Check every line of the entries below for the word "Tide", and copy the ones that have it.

-- Start Dataset entries --

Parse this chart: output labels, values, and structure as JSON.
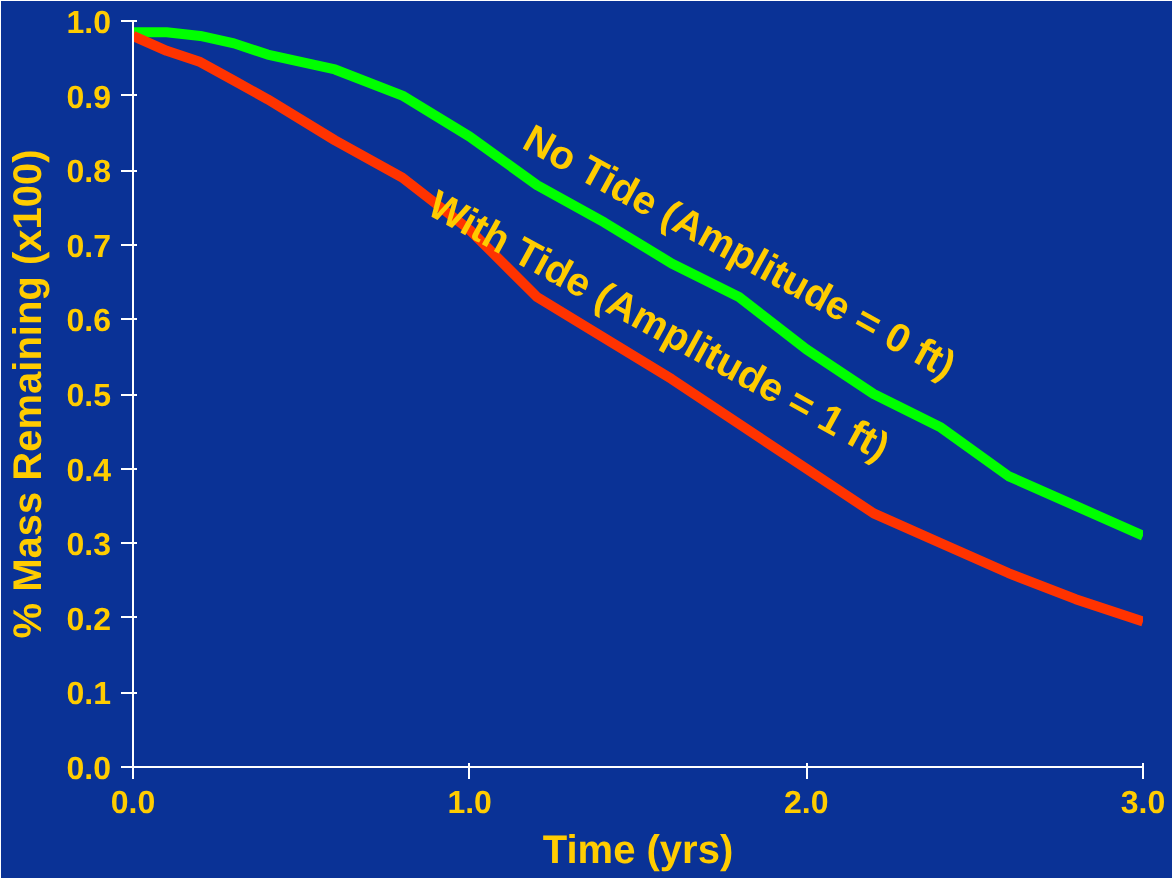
{
  "chart_data": {
    "type": "line",
    "xlabel": "Time (yrs)",
    "ylabel": "% Mass Remaining (x100)",
    "xlim": [
      0,
      3
    ],
    "ylim": [
      0,
      1
    ],
    "xticks": [
      {
        "value": 0,
        "label": "0.0"
      },
      {
        "value": 1,
        "label": "1.0"
      },
      {
        "value": 2,
        "label": "2.0"
      },
      {
        "value": 3,
        "label": "3.0"
      }
    ],
    "yticks": [
      {
        "value": 0,
        "label": "0.0"
      },
      {
        "value": 0.1,
        "label": "0.1"
      },
      {
        "value": 0.2,
        "label": "0.2"
      },
      {
        "value": 0.3,
        "label": "0.3"
      },
      {
        "value": 0.4,
        "label": "0.4"
      },
      {
        "value": 0.5,
        "label": "0.5"
      },
      {
        "value": 0.6,
        "label": "0.6"
      },
      {
        "value": 0.7,
        "label": "0.7"
      },
      {
        "value": 0.8,
        "label": "0.8"
      },
      {
        "value": 0.9,
        "label": "0.9"
      },
      {
        "value": 1,
        "label": "1.0"
      }
    ],
    "grid": false,
    "marker": "none",
    "line_style": "solid",
    "series": [
      {
        "color": "#00ff00",
        "x": [
          0,
          0.1,
          0.2,
          0.3,
          0.4,
          0.6,
          0.8,
          1.0,
          1.2,
          1.4,
          1.6,
          1.8,
          2.0,
          2.2,
          2.4,
          2.6,
          2.8,
          3.0
        ],
        "values": [
          0.985,
          0.985,
          0.98,
          0.97,
          0.955,
          0.935,
          0.9,
          0.845,
          0.78,
          0.73,
          0.675,
          0.63,
          0.56,
          0.5,
          0.455,
          0.39,
          0.35,
          0.31
        ]
      },
      {
        "color": "#ff3300",
        "x": [
          0,
          0.1,
          0.2,
          0.3,
          0.4,
          0.6,
          0.8,
          1.0,
          1.2,
          1.4,
          1.6,
          1.8,
          2.0,
          2.2,
          2.4,
          2.6,
          2.8,
          3.0
        ],
        "values": [
          0.98,
          0.96,
          0.945,
          0.92,
          0.895,
          0.84,
          0.79,
          0.72,
          0.63,
          0.575,
          0.52,
          0.46,
          0.4,
          0.34,
          0.3,
          0.26,
          0.225,
          0.195
        ]
      }
    ],
    "annotations": [
      "No Tide (Amplitude = 0 ft)",
      "With Tide (Amplitude = 1 ft)"
    ]
  }
}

-- End Dataset entries --

### Task result:
      "No Tide (Amplitude = 0 ft)",
      "With Tide (Amplitude = 1 ft)"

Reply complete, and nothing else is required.